(Figure content listings)
==*==

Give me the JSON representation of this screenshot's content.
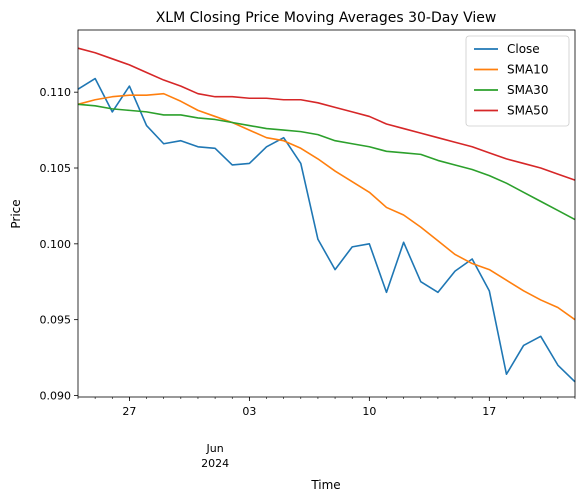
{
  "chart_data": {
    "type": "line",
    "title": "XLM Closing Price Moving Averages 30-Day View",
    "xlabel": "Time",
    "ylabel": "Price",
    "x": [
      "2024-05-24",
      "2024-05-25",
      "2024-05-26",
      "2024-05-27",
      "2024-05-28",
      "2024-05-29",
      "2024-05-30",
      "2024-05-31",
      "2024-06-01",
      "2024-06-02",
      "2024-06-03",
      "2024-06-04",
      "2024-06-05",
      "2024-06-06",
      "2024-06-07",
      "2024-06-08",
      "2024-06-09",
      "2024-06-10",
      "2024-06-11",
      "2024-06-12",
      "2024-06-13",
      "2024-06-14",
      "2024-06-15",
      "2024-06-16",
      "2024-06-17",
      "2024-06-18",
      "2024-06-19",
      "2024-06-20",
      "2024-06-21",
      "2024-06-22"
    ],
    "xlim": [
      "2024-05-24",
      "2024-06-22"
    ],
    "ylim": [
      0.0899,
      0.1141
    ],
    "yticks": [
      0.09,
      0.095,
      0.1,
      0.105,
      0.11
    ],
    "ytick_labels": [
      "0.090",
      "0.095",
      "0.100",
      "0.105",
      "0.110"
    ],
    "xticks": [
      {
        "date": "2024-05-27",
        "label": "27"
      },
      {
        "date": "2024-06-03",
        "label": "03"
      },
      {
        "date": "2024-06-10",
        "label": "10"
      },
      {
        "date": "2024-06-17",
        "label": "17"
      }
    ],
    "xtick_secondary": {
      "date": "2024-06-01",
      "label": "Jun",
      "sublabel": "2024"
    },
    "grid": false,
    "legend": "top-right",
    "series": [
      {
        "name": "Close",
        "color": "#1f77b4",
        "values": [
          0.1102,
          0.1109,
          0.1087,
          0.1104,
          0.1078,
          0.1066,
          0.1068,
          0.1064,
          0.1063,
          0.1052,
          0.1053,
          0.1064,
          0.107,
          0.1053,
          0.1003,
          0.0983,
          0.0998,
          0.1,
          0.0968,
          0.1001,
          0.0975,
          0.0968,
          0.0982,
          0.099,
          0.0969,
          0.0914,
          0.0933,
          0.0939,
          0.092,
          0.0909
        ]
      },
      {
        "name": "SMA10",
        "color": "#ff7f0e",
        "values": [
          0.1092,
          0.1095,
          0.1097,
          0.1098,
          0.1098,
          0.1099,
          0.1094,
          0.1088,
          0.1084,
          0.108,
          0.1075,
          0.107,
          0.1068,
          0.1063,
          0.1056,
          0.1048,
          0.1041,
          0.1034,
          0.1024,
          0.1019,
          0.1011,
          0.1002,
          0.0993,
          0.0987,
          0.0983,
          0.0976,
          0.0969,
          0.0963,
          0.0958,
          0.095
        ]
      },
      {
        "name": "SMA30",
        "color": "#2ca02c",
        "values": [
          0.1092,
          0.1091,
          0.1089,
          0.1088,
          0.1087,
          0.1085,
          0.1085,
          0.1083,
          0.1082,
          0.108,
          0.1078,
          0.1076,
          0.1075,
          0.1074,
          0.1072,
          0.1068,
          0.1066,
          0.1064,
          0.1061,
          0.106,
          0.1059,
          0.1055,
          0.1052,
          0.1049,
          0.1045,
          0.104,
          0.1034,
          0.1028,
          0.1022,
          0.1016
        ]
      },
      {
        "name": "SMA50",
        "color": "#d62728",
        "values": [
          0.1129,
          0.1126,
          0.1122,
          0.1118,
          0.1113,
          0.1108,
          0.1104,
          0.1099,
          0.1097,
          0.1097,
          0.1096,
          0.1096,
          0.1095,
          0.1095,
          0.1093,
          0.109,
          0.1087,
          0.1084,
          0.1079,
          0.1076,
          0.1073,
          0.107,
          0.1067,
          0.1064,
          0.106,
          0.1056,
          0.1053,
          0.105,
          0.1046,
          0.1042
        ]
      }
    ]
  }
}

==*==

▶ Exercise requirements:
Each entry should be repeated exactly as it appears; the pictures stay out.

▶ Task response:
Give me the JSON representation of this screenshot's content.
{
  "chart_data": {
    "type": "line",
    "title": "XLM Closing Price Moving Averages 30-Day View",
    "xlabel": "Time",
    "ylabel": "Price",
    "x": [
      "2024-05-24",
      "2024-05-25",
      "2024-05-26",
      "2024-05-27",
      "2024-05-28",
      "2024-05-29",
      "2024-05-30",
      "2024-05-31",
      "2024-06-01",
      "2024-06-02",
      "2024-06-03",
      "2024-06-04",
      "2024-06-05",
      "2024-06-06",
      "2024-06-07",
      "2024-06-08",
      "2024-06-09",
      "2024-06-10",
      "2024-06-11",
      "2024-06-12",
      "2024-06-13",
      "2024-06-14",
      "2024-06-15",
      "2024-06-16",
      "2024-06-17",
      "2024-06-18",
      "2024-06-19",
      "2024-06-20",
      "2024-06-21",
      "2024-06-22"
    ],
    "xlim": [
      "2024-05-24",
      "2024-06-22"
    ],
    "ylim": [
      0.0899,
      0.1141
    ],
    "yticks": [
      0.09,
      0.095,
      0.1,
      0.105,
      0.11
    ],
    "ytick_labels": [
      "0.090",
      "0.095",
      "0.100",
      "0.105",
      "0.110"
    ],
    "xticks": [
      {
        "date": "2024-05-27",
        "label": "27"
      },
      {
        "date": "2024-06-03",
        "label": "03"
      },
      {
        "date": "2024-06-10",
        "label": "10"
      },
      {
        "date": "2024-06-17",
        "label": "17"
      }
    ],
    "xtick_secondary": {
      "date": "2024-06-01",
      "label": "Jun",
      "sublabel": "2024"
    },
    "grid": false,
    "legend": "top-right",
    "series": [
      {
        "name": "Close",
        "color": "#1f77b4",
        "values": [
          0.1102,
          0.1109,
          0.1087,
          0.1104,
          0.1078,
          0.1066,
          0.1068,
          0.1064,
          0.1063,
          0.1052,
          0.1053,
          0.1064,
          0.107,
          0.1053,
          0.1003,
          0.0983,
          0.0998,
          0.1,
          0.0968,
          0.1001,
          0.0975,
          0.0968,
          0.0982,
          0.099,
          0.0969,
          0.0914,
          0.0933,
          0.0939,
          0.092,
          0.0909
        ]
      },
      {
        "name": "SMA10",
        "color": "#ff7f0e",
        "values": [
          0.1092,
          0.1095,
          0.1097,
          0.1098,
          0.1098,
          0.1099,
          0.1094,
          0.1088,
          0.1084,
          0.108,
          0.1075,
          0.107,
          0.1068,
          0.1063,
          0.1056,
          0.1048,
          0.1041,
          0.1034,
          0.1024,
          0.1019,
          0.1011,
          0.1002,
          0.0993,
          0.0987,
          0.0983,
          0.0976,
          0.0969,
          0.0963,
          0.0958,
          0.095
        ]
      },
      {
        "name": "SMA30",
        "color": "#2ca02c",
        "values": [
          0.1092,
          0.1091,
          0.1089,
          0.1088,
          0.1087,
          0.1085,
          0.1085,
          0.1083,
          0.1082,
          0.108,
          0.1078,
          0.1076,
          0.1075,
          0.1074,
          0.1072,
          0.1068,
          0.1066,
          0.1064,
          0.1061,
          0.106,
          0.1059,
          0.1055,
          0.1052,
          0.1049,
          0.1045,
          0.104,
          0.1034,
          0.1028,
          0.1022,
          0.1016
        ]
      },
      {
        "name": "SMA50",
        "color": "#d62728",
        "values": [
          0.1129,
          0.1126,
          0.1122,
          0.1118,
          0.1113,
          0.1108,
          0.1104,
          0.1099,
          0.1097,
          0.1097,
          0.1096,
          0.1096,
          0.1095,
          0.1095,
          0.1093,
          0.109,
          0.1087,
          0.1084,
          0.1079,
          0.1076,
          0.1073,
          0.107,
          0.1067,
          0.1064,
          0.106,
          0.1056,
          0.1053,
          0.105,
          0.1046,
          0.1042
        ]
      }
    ]
  }
}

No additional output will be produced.